Stated problem >>
Reproduce all of the material word for word.

Data in this exercise >>
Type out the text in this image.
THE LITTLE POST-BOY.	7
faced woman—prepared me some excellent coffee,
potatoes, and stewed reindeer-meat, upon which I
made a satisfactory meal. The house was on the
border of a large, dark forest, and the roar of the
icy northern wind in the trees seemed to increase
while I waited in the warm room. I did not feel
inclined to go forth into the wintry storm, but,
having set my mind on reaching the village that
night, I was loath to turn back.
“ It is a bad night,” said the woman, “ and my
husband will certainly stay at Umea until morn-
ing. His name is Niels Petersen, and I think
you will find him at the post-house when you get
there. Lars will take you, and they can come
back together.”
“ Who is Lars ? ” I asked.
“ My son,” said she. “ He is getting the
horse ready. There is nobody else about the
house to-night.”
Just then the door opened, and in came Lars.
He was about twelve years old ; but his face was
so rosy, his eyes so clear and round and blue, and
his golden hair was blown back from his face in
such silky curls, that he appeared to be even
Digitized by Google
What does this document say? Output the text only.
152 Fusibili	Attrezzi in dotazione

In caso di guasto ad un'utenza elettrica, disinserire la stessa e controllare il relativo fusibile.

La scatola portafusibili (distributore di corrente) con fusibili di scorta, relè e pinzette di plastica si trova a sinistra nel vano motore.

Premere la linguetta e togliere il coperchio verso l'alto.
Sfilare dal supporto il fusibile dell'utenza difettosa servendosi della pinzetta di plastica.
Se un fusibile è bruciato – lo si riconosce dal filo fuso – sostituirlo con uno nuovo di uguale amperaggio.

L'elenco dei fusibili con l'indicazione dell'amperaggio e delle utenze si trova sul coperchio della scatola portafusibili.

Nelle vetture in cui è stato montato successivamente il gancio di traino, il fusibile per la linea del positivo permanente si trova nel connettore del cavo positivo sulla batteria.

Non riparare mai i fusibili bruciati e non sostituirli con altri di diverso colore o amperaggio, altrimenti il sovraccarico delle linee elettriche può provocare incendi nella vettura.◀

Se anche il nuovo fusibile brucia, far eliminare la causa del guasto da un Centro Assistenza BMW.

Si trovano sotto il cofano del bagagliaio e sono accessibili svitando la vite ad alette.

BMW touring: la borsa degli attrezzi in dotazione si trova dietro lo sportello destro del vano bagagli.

Answer to the problem >>
Type out the text in this image.
THE LITTLE POST-BOY.	7
faced woman—prepared me some excellent coffee,
potatoes, and stewed reindeer-meat, upon which I
made a satisfactory meal. The house was on the
border of a large, dark forest, and the roar of the
icy northern wind in the trees seemed to increase
while I waited in the warm room. I did not feel
inclined to go forth into the wintry storm, but,
having set my mind on reaching the village that
night, I was loath to turn back.
“ It is a bad night,” said the woman, “ and my
husband will certainly stay at Umea until morn-
ing. His name is Niels Petersen, and I think
you will find him at the post-house when you get
there. Lars will take you, and they can come
back together.”
“ Who is Lars ? ” I asked.
“ My son,” said she. “ He is getting the
horse ready. There is nobody else about the
house to-night.”
Just then the door opened, and in came Lars.
He was about twelve years old ; but his face was
so rosy, his eyes so clear and round and blue, and
his golden hair was blown back from his face in
such silky curls, that he appeared to be even
Digitized by Google
What does this document say? Output the text only.
152 Fusibili	Attrezzi in dotazione

In caso di guasto ad un'utenza elettrica, disinserire la stessa e controllare il relativo fusibile.

La scatola portafusibili (distributore di corrente) con fusibili di scorta, relè e pinzette di plastica si trova a sinistra nel vano motore.

Premere la linguetta e togliere il coperchio verso l'alto.
Sfilare dal supporto il fusibile dell'utenza difettosa servendosi della pinzetta di plastica.
Se un fusibile è bruciato – lo si riconosce dal filo fuso – sostituirlo con uno nuovo di uguale amperaggio.

L'elenco dei fusibili con l'indicazione dell'amperaggio e delle utenze si trova sul coperchio della scatola portafusibili.

Nelle vetture in cui è stato montato successivamente il gancio di traino, il fusibile per la linea del positivo permanente si trova nel connettore del cavo positivo sulla batteria.

Non riparare mai i fusibili bruciati e non sostituirli con altri di diverso colore o amperaggio, altrimenti il sovraccarico delle linee elettriche può provocare incendi nella vettura.◀

Se anche il nuovo fusibile brucia, far eliminare la causa del guasto da un Centro Assistenza BMW.

Si trovano sotto il cofano del bagagliaio e sono accessibili svitando la vite ad alette.

BMW touring: la borsa degli attrezzi in dotazione si trova dietro lo sportello destro del vano bagagli.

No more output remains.